TASK DETAILS: Print the entries that appear below, exactly as written and without their pictures.

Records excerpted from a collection
--- --- ---

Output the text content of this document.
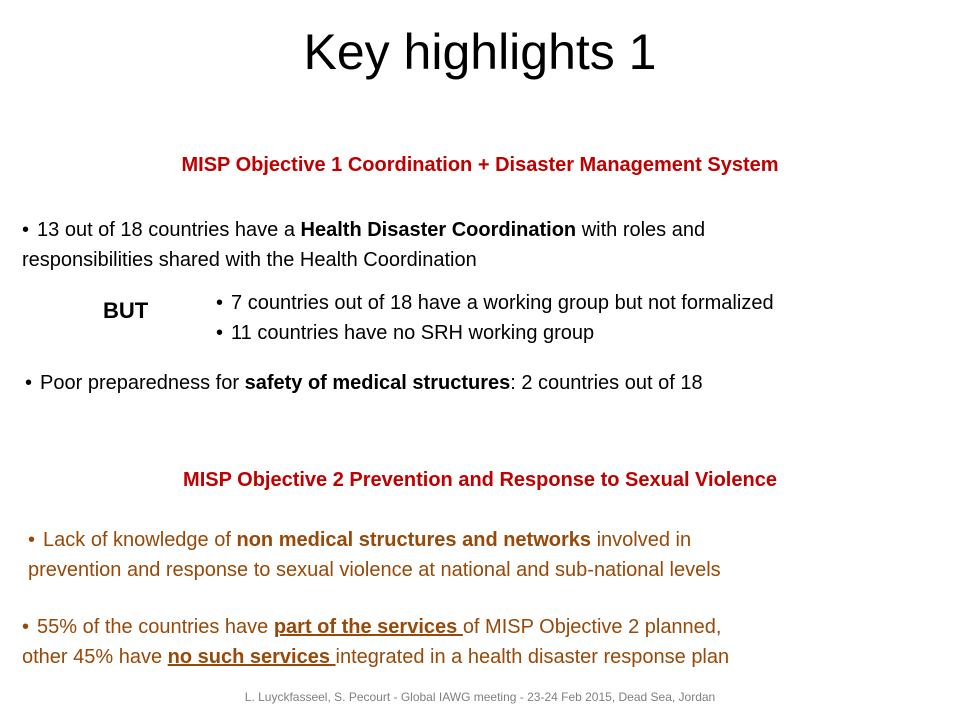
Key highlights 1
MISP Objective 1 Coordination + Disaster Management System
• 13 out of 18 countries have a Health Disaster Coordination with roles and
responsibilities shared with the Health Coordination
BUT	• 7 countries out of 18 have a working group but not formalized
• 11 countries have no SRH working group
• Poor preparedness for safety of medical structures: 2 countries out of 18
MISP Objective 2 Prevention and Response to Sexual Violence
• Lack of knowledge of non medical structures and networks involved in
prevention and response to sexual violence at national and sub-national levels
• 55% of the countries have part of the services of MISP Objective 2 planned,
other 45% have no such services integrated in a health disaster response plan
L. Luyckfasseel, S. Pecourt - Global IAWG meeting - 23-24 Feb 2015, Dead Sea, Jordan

--- --- ---

FINISHED EXERCISE:
Output the text content of this document.
Key highlights 1
MISP Objective 1 Coordination + Disaster Management System
• 13 out of 18 countries have a Health Disaster Coordination with roles and
responsibilities shared with the Health Coordination
BUT	• 7 countries out of 18 have a working group but not formalized
• 11 countries have no SRH working group
• Poor preparedness for safety of medical structures: 2 countries out of 18
MISP Objective 2 Prevention and Response to Sexual Violence
• Lack of knowledge of non medical structures and networks involved in
prevention and response to sexual violence at national and sub-national levels
• 55% of the countries have part of the services of MISP Objective 2 planned,
other 45% have no such services integrated in a health disaster response plan
L. Luyckfasseel, S. Pecourt - Global IAWG meeting - 23-24 Feb 2015, Dead Sea, Jordan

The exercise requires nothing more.